[Collected data]
-*-

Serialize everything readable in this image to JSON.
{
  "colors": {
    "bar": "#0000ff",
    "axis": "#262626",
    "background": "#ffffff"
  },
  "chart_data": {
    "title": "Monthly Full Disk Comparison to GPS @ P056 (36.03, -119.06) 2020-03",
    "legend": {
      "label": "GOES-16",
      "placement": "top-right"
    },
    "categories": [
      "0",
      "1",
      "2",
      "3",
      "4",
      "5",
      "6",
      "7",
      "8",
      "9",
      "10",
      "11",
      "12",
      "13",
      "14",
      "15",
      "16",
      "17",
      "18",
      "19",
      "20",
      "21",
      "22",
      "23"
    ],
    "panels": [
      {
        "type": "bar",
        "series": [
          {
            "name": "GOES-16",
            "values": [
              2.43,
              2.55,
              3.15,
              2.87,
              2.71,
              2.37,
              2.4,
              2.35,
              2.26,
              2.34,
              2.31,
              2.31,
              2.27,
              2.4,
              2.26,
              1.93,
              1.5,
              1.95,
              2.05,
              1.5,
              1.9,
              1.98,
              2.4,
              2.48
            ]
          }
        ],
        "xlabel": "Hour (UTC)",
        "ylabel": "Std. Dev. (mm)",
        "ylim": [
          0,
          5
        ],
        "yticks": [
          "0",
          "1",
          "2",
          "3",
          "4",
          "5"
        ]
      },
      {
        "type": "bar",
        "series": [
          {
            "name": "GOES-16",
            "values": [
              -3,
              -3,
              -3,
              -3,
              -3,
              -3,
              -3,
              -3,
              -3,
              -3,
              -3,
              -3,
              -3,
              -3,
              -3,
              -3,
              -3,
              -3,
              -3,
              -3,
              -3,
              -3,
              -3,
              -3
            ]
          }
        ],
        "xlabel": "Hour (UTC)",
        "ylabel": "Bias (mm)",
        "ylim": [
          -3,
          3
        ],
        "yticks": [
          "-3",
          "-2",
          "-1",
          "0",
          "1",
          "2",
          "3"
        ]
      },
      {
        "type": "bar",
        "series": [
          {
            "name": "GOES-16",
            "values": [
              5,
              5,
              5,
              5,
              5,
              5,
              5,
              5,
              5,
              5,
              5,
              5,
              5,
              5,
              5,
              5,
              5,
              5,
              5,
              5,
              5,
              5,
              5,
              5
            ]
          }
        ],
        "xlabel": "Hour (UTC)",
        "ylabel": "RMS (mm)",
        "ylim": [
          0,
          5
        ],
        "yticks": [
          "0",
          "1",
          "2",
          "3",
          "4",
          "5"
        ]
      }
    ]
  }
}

-*-

WHAT YOU SHOULD DO >> Copy out the material above in its entirety. Every detail must match.

SOLUTION BELOW >>
Serialize everything readable in this image to JSON.
{
  "colors": {
    "bar": "#0000ff",
    "axis": "#262626",
    "background": "#ffffff"
  },
  "chart_data": {
    "title": "Monthly Full Disk Comparison to GPS @ P056 (36.03, -119.06) 2020-03",
    "legend": {
      "label": "GOES-16",
      "placement": "top-right"
    },
    "categories": [
      "0",
      "1",
      "2",
      "3",
      "4",
      "5",
      "6",
      "7",
      "8",
      "9",
      "10",
      "11",
      "12",
      "13",
      "14",
      "15",
      "16",
      "17",
      "18",
      "19",
      "20",
      "21",
      "22",
      "23"
    ],
    "panels": [
      {
        "type": "bar",
        "series": [
          {
            "name": "GOES-16",
            "values": [
              2.43,
              2.55,
              3.15,
              2.87,
              2.71,
              2.37,
              2.4,
              2.35,
              2.26,
              2.34,
              2.31,
              2.31,
              2.27,
              2.4,
              2.26,
              1.93,
              1.5,
              1.95,
              2.05,
              1.5,
              1.9,
              1.98,
              2.4,
              2.48
            ]
          }
        ],
        "xlabel": "Hour (UTC)",
        "ylabel": "Std. Dev. (mm)",
        "ylim": [
          0,
          5
        ],
        "yticks": [
          "0",
          "1",
          "2",
          "3",
          "4",
          "5"
        ]
      },
      {
        "type": "bar",
        "series": [
          {
            "name": "GOES-16",
            "values": [
              -3,
              -3,
              -3,
              -3,
              -3,
              -3,
              -3,
              -3,
              -3,
              -3,
              -3,
              -3,
              -3,
              -3,
              -3,
              -3,
              -3,
              -3,
              -3,
              -3,
              -3,
              -3,
              -3,
              -3
            ]
          }
        ],
        "xlabel": "Hour (UTC)",
        "ylabel": "Bias (mm)",
        "ylim": [
          -3,
          3
        ],
        "yticks": [
          "-3",
          "-2",
          "-1",
          "0",
          "1",
          "2",
          "3"
        ]
      },
      {
        "type": "bar",
        "series": [
          {
            "name": "GOES-16",
            "values": [
              5,
              5,
              5,
              5,
              5,
              5,
              5,
              5,
              5,
              5,
              5,
              5,
              5,
              5,
              5,
              5,
              5,
              5,
              5,
              5,
              5,
              5,
              5,
              5
            ]
          }
        ],
        "xlabel": "Hour (UTC)",
        "ylabel": "RMS (mm)",
        "ylim": [
          0,
          5
        ],
        "yticks": [
          "0",
          "1",
          "2",
          "3",
          "4",
          "5"
        ]
      }
    ]
  }
}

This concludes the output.